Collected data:

━━━━━━━━━━━━━━━━

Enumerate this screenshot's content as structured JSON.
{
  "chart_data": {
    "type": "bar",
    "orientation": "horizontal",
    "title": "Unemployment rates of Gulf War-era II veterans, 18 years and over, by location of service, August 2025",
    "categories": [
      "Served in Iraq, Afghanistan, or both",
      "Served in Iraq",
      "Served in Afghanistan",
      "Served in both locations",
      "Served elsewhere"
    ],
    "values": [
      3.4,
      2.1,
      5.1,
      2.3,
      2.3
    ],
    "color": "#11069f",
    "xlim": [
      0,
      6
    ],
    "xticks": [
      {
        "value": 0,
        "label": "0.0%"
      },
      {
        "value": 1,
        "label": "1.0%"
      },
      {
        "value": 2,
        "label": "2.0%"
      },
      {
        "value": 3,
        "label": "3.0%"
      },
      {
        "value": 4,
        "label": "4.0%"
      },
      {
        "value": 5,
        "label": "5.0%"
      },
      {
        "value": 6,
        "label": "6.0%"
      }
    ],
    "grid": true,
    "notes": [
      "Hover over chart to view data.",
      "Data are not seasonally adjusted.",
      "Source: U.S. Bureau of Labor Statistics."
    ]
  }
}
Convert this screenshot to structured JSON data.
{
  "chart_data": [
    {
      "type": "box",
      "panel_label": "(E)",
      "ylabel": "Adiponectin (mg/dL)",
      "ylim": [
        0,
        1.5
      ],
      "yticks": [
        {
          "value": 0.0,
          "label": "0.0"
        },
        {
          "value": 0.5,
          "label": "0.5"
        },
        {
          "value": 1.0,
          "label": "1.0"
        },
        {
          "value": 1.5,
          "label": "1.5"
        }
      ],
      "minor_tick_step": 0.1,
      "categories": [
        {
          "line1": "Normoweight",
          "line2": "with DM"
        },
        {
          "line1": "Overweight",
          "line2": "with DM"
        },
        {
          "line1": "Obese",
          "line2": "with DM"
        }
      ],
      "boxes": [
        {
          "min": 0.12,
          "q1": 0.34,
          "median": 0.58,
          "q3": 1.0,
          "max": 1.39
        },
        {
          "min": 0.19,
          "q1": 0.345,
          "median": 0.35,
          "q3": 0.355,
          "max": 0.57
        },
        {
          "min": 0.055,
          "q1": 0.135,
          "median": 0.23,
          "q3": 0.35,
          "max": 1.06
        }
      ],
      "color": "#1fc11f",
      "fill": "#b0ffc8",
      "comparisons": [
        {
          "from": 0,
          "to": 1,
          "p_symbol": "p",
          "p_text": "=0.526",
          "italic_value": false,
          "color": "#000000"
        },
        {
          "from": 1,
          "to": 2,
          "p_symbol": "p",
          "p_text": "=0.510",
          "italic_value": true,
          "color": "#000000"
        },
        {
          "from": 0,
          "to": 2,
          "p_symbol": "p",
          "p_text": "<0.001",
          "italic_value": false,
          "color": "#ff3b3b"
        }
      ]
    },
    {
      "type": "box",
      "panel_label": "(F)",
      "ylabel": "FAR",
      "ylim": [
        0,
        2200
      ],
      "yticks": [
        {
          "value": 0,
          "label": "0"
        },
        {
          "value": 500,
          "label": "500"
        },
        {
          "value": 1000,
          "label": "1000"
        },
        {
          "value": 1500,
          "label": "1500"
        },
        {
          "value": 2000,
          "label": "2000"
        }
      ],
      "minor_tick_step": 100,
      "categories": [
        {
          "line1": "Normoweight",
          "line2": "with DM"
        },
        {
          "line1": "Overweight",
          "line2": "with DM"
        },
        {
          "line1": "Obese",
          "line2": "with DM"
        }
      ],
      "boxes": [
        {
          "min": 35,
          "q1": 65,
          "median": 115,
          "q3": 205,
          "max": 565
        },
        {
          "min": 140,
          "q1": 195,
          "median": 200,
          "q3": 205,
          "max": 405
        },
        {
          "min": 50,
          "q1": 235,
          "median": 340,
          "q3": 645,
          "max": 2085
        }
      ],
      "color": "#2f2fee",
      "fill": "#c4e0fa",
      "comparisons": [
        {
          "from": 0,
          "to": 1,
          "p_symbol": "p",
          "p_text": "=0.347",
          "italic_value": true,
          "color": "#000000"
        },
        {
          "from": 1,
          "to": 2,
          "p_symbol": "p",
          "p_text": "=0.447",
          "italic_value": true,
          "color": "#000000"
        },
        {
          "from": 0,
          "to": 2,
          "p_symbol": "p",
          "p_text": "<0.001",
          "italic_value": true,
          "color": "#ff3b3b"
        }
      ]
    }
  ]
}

━━━━━━━━━━━━━━━━

YOUR OBJECTIVE:
Write out every line from the records above, word for word.

SOLUTION:
Enumerate this screenshot's content as structured JSON.
{
  "chart_data": {
    "type": "bar",
    "orientation": "horizontal",
    "title": "Unemployment rates of Gulf War-era II veterans, 18 years and over, by location of service, August 2025",
    "categories": [
      "Served in Iraq, Afghanistan, or both",
      "Served in Iraq",
      "Served in Afghanistan",
      "Served in both locations",
      "Served elsewhere"
    ],
    "values": [
      3.4,
      2.1,
      5.1,
      2.3,
      2.3
    ],
    "color": "#11069f",
    "xlim": [
      0,
      6
    ],
    "xticks": [
      {
        "value": 0,
        "label": "0.0%"
      },
      {
        "value": 1,
        "label": "1.0%"
      },
      {
        "value": 2,
        "label": "2.0%"
      },
      {
        "value": 3,
        "label": "3.0%"
      },
      {
        "value": 4,
        "label": "4.0%"
      },
      {
        "value": 5,
        "label": "5.0%"
      },
      {
        "value": 6,
        "label": "6.0%"
      }
    ],
    "grid": true,
    "notes": [
      "Hover over chart to view data.",
      "Data are not seasonally adjusted.",
      "Source: U.S. Bureau of Labor Statistics."
    ]
  }
}
Convert this screenshot to structured JSON data.
{
  "chart_data": [
    {
      "type": "box",
      "panel_label": "(E)",
      "ylabel": "Adiponectin (mg/dL)",
      "ylim": [
        0,
        1.5
      ],
      "yticks": [
        {
          "value": 0.0,
          "label": "0.0"
        },
        {
          "value": 0.5,
          "label": "0.5"
        },
        {
          "value": 1.0,
          "label": "1.0"
        },
        {
          "value": 1.5,
          "label": "1.5"
        }
      ],
      "minor_tick_step": 0.1,
      "categories": [
        {
          "line1": "Normoweight",
          "line2": "with DM"
        },
        {
          "line1": "Overweight",
          "line2": "with DM"
        },
        {
          "line1": "Obese",
          "line2": "with DM"
        }
      ],
      "boxes": [
        {
          "min": 0.12,
          "q1": 0.34,
          "median": 0.58,
          "q3": 1.0,
          "max": 1.39
        },
        {
          "min": 0.19,
          "q1": 0.345,
          "median": 0.35,
          "q3": 0.355,
          "max": 0.57
        },
        {
          "min": 0.055,
          "q1": 0.135,
          "median": 0.23,
          "q3": 0.35,
          "max": 1.06
        }
      ],
      "color": "#1fc11f",
      "fill": "#b0ffc8",
      "comparisons": [
        {
          "from": 0,
          "to": 1,
          "p_symbol": "p",
          "p_text": "=0.526",
          "italic_value": false,
          "color": "#000000"
        },
        {
          "from": 1,
          "to": 2,
          "p_symbol": "p",
          "p_text": "=0.510",
          "italic_value": true,
          "color": "#000000"
        },
        {
          "from": 0,
          "to": 2,
          "p_symbol": "p",
          "p_text": "<0.001",
          "italic_value": false,
          "color": "#ff3b3b"
        }
      ]
    },
    {
      "type": "box",
      "panel_label": "(F)",
      "ylabel": "FAR",
      "ylim": [
        0,
        2200
      ],
      "yticks": [
        {
          "value": 0,
          "label": "0"
        },
        {
          "value": 500,
          "label": "500"
        },
        {
          "value": 1000,
          "label": "1000"
        },
        {
          "value": 1500,
          "label": "1500"
        },
        {
          "value": 2000,
          "label": "2000"
        }
      ],
      "minor_tick_step": 100,
      "categories": [
        {
          "line1": "Normoweight",
          "line2": "with DM"
        },
        {
          "line1": "Overweight",
          "line2": "with DM"
        },
        {
          "line1": "Obese",
          "line2": "with DM"
        }
      ],
      "boxes": [
        {
          "min": 35,
          "q1": 65,
          "median": 115,
          "q3": 205,
          "max": 565
        },
        {
          "min": 140,
          "q1": 195,
          "median": 200,
          "q3": 205,
          "max": 405
        },
        {
          "min": 50,
          "q1": 235,
          "median": 340,
          "q3": 645,
          "max": 2085
        }
      ],
      "color": "#2f2fee",
      "fill": "#c4e0fa",
      "comparisons": [
        {
          "from": 0,
          "to": 1,
          "p_symbol": "p",
          "p_text": "=0.347",
          "italic_value": true,
          "color": "#000000"
        },
        {
          "from": 1,
          "to": 2,
          "p_symbol": "p",
          "p_text": "=0.447",
          "italic_value": true,
          "color": "#000000"
        },
        {
          "from": 0,
          "to": 2,
          "p_symbol": "p",
          "p_text": "<0.001",
          "italic_value": true,
          "color": "#ff3b3b"
        }
      ]
    }
  ]
}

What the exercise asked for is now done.